Dataset records:
* begin *

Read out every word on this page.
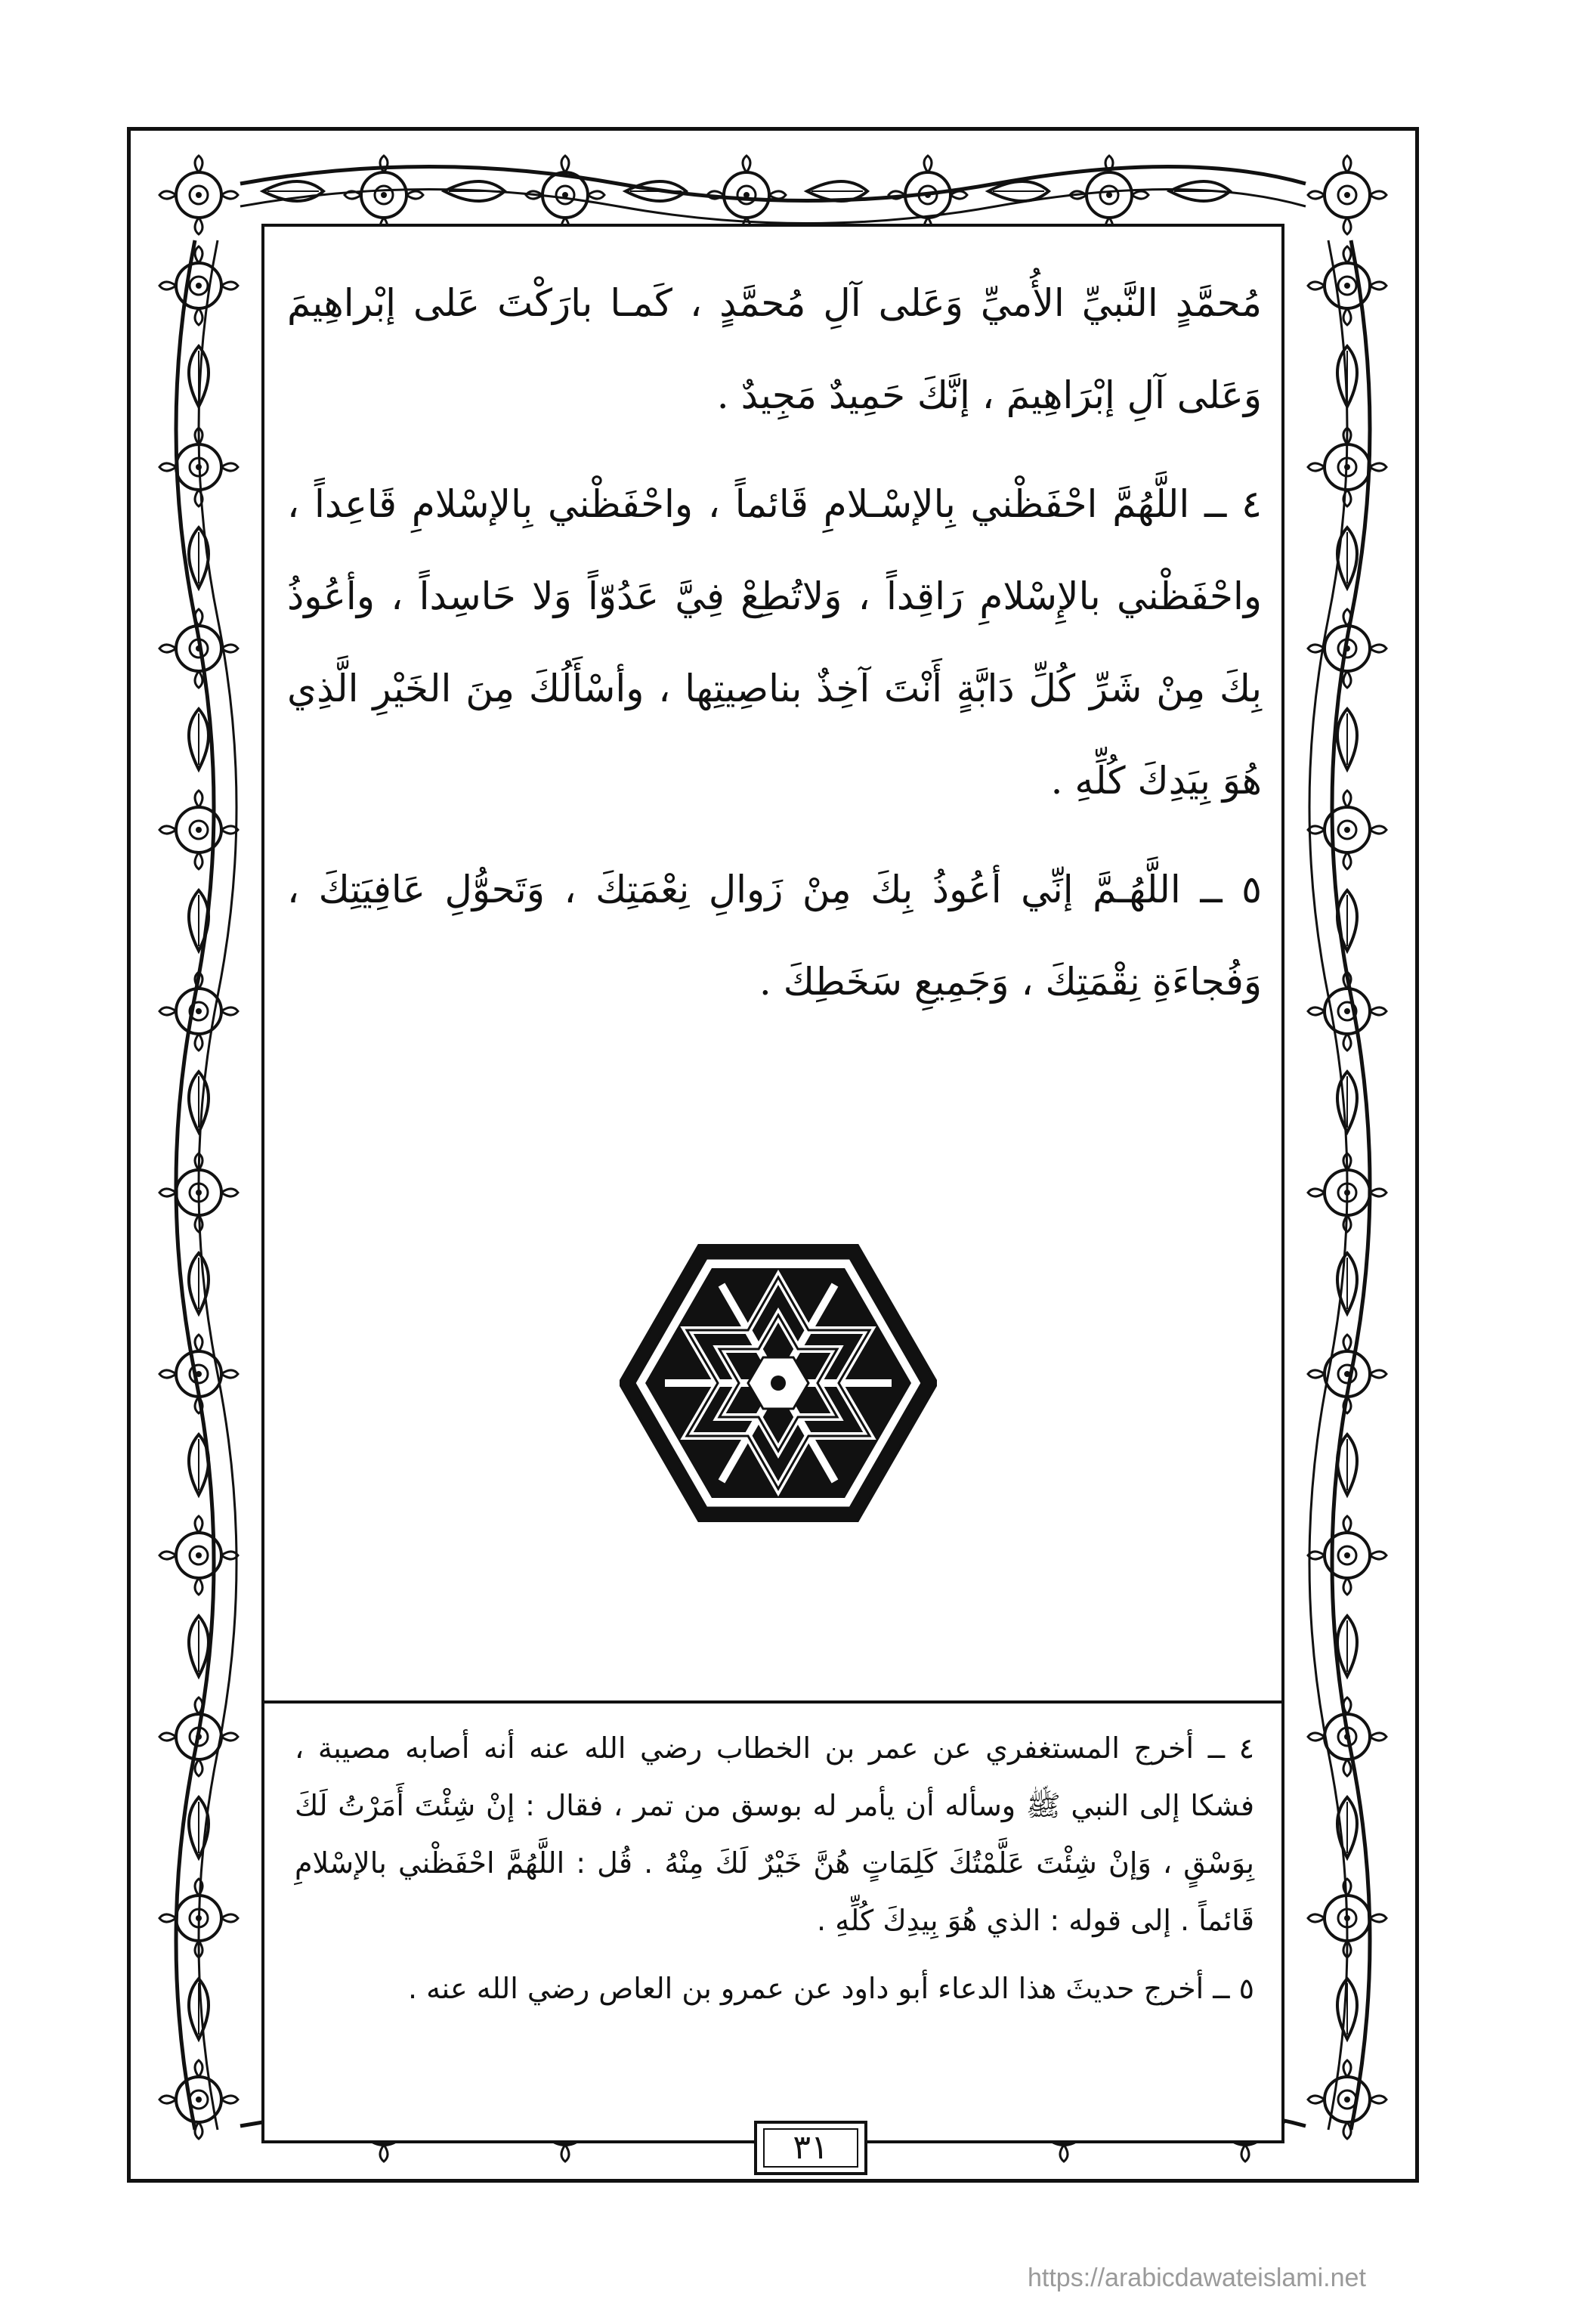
مُحمَّدٍ النَّبيِّ الأُميِّ وَعَلى آلِ مُحمَّدٍ ، كَمـا بارَكْتَ عَلى إبْراهِيمَ وَعَلى آلِ إبْرَاهِيمَ ، إنَّكَ حَمِيدٌ مَجِيدٌ .

٤ ــ اللَّهُمَّ احْفَظْني بِالإسْـلامِ قَائماً ، واحْفَظْني بِالإسْلامِ قَاعِداً ، واحْفَظْني بالإِسْلامِ رَاقِداً ، وَلاتُطِعْ فِيَّ عَدُوّاً وَلا حَاسِداً ، وأعُوذُ بِكَ مِنْ شَرِّ كُلِّ دَابَّةٍ أَنْتَ آخِذٌ بناصِيتِها ، وأسْأَلُكَ مِنَ الخَيْرِ الَّذِي هُوَ بِيَدِكَ كُلِّهِ .

٥ ــ اللَّهُـمَّ إنِّي أعُوذُ بِكَ مِنْ زَوالِ نِعْمَتِكَ ، وَتَحوُّلِ عَافِيَتِكَ ، وَفُجاءَةِ نِقْمَتِكَ ، وَجَمِيعِ سَخَطِكَ .

٤ ــ أخرج المستغفري عن عمر بن الخطاب رضي الله عنه أنه أصابه مصيبة ، فشكا إلى النبي ﷺ وسأله أن يأمر له بوسق من تمر ، فقال : إنْ شِئْتَ أَمَرْتُ لَكَ بِوَسْقٍ ، وَإنْ شِئْتَ عَلَّمْتُكَ كَلِمَاتٍ هُنَّ خَيْرٌ لَكَ مِنْهُ . قُل : اللَّهُمَّ احْفَظْني بالإسْلامِ قَائماً . إلى قوله : الذي هُوَ بِيدِكَ كُلِّهِ .

٥ ــ أخرج حديثَ هذا الدعاء أبو داود عن عمرو بن العاص رضي الله عنه .

٣١
https://arabicdawateislami.net
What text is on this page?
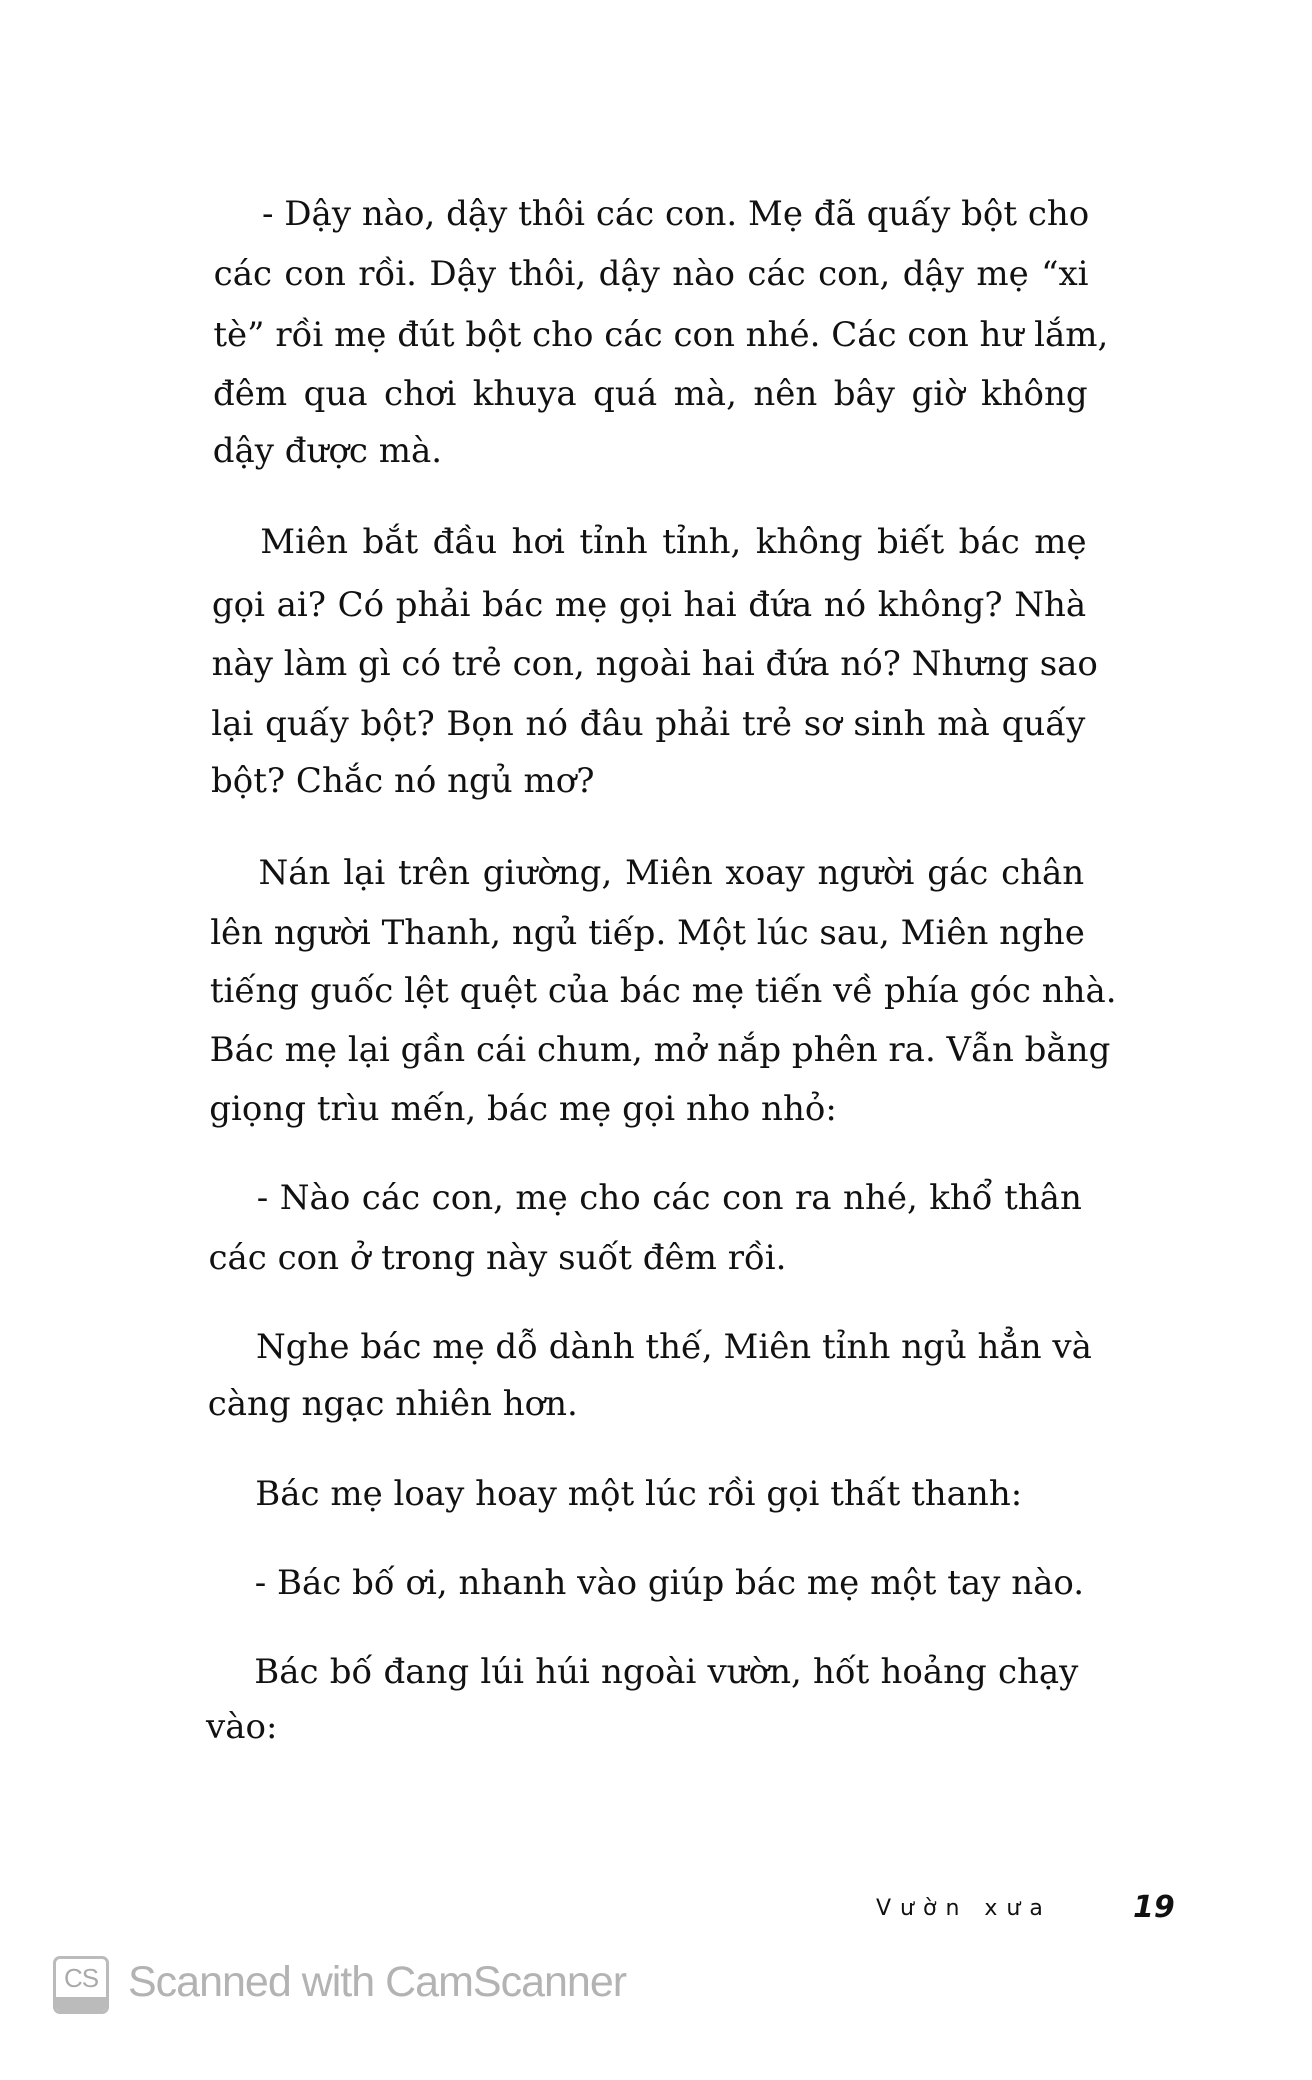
- Dậy nào, dậy thôi các con. Mẹ đã quấy bột cho
các con rồi. Dậy thôi, dậy nào các con, dậy mẹ “xi
tè” rồi mẹ đút bột cho các con nhé. Các con hư lắm,
đêm qua chơi khuya quá mà, nên bây giờ không
dậy được mà.
Miên bắt đầu hơi tỉnh tỉnh, không biết bác mẹ
gọi ai? Có phải bác mẹ gọi hai đứa nó không? Nhà
này làm gì có trẻ con, ngoài hai đứa nó? Nhưng sao
lại quấy bột? Bọn nó đâu phải trẻ sơ sinh mà quấy
bột? Chắc nó ngủ mơ?
Nán lại trên giường, Miên xoay người gác chân
lên người Thanh, ngủ tiếp. Một lúc sau, Miên nghe
tiếng guốc lệt quệt của bác mẹ tiến về phía góc nhà.
Bác mẹ lại gần cái chum, mở nắp phên ra. Vẫn bằng
giọng trìu mến, bác mẹ gọi nho nhỏ:
- Nào các con, mẹ cho các con ra nhé, khổ thân
các con ở trong này suốt đêm rồi.
Nghe bác mẹ dỗ dành thế, Miên tỉnh ngủ hẳn và
càng ngạc nhiên hơn.
Bác mẹ loay hoay một lúc rồi gọi thất thanh:
- Bác bố ơi, nhanh vào giúp bác mẹ một tay nào.
Bác bố đang lúi húi ngoài vườn, hốt hoảng chạy
vào:
Vườn xưa	19
CS Scanned with CamScanner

* end *

**YOUR INSTRUCTIONS:**
Nothing in the entries should change as you copy them, except that the pictures are left out.

**CORRECT OUTPUT:**
Read out every word on this page.
مُحمَّدٍ النَّبيِّ الأُميِّ وَعَلى آلِ مُحمَّدٍ ، كَمـا بارَكْتَ عَلى إبْراهِيمَ وَعَلى آلِ إبْرَاهِيمَ ، إنَّكَ حَمِيدٌ مَجِيدٌ .

٤ ــ اللَّهُمَّ احْفَظْني بِالإسْـلامِ قَائماً ، واحْفَظْني بِالإسْلامِ قَاعِداً ، واحْفَظْني بالإِسْلامِ رَاقِداً ، وَلاتُطِعْ فِيَّ عَدُوّاً وَلا حَاسِداً ، وأعُوذُ بِكَ مِنْ شَرِّ كُلِّ دَابَّةٍ أَنْتَ آخِذٌ بناصِيتِها ، وأسْأَلُكَ مِنَ الخَيْرِ الَّذِي هُوَ بِيَدِكَ كُلِّهِ .

٥ ــ اللَّهُـمَّ إنِّي أعُوذُ بِكَ مِنْ زَوالِ نِعْمَتِكَ ، وَتَحوُّلِ عَافِيَتِكَ ، وَفُجاءَةِ نِقْمَتِكَ ، وَجَمِيعِ سَخَطِكَ .

٤ ــ أخرج المستغفري عن عمر بن الخطاب رضي الله عنه أنه أصابه مصيبة ، فشكا إلى النبي ﷺ وسأله أن يأمر له بوسق من تمر ، فقال : إنْ شِئْتَ أَمَرْتُ لَكَ بِوَسْقٍ ، وَإنْ شِئْتَ عَلَّمْتُكَ كَلِمَاتٍ هُنَّ خَيْرٌ لَكَ مِنْهُ . قُل : اللَّهُمَّ احْفَظْني بالإسْلامِ قَائماً . إلى قوله : الذي هُوَ بِيدِكَ كُلِّهِ .

٥ ــ أخرج حديثَ هذا الدعاء أبو داود عن عمرو بن العاص رضي الله عنه .

٣١
https://arabicdawateislami.net
What text is on this page?
- Dậy nào, dậy thôi các con. Mẹ đã quấy bột cho
các con rồi. Dậy thôi, dậy nào các con, dậy mẹ “xi
tè” rồi mẹ đút bột cho các con nhé. Các con hư lắm,
đêm qua chơi khuya quá mà, nên bây giờ không
dậy được mà.
Miên bắt đầu hơi tỉnh tỉnh, không biết bác mẹ
gọi ai? Có phải bác mẹ gọi hai đứa nó không? Nhà
này làm gì có trẻ con, ngoài hai đứa nó? Nhưng sao
lại quấy bột? Bọn nó đâu phải trẻ sơ sinh mà quấy
bột? Chắc nó ngủ mơ?
Nán lại trên giường, Miên xoay người gác chân
lên người Thanh, ngủ tiếp. Một lúc sau, Miên nghe
tiếng guốc lệt quệt của bác mẹ tiến về phía góc nhà.
Bác mẹ lại gần cái chum, mở nắp phên ra. Vẫn bằng
giọng trìu mến, bác mẹ gọi nho nhỏ:
- Nào các con, mẹ cho các con ra nhé, khổ thân
các con ở trong này suốt đêm rồi.
Nghe bác mẹ dỗ dành thế, Miên tỉnh ngủ hẳn và
càng ngạc nhiên hơn.
Bác mẹ loay hoay một lúc rồi gọi thất thanh:
- Bác bố ơi, nhanh vào giúp bác mẹ một tay nào.
Bác bố đang lúi húi ngoài vườn, hốt hoảng chạy
vào:
Vườn xưa	19
CS Scanned with CamScanner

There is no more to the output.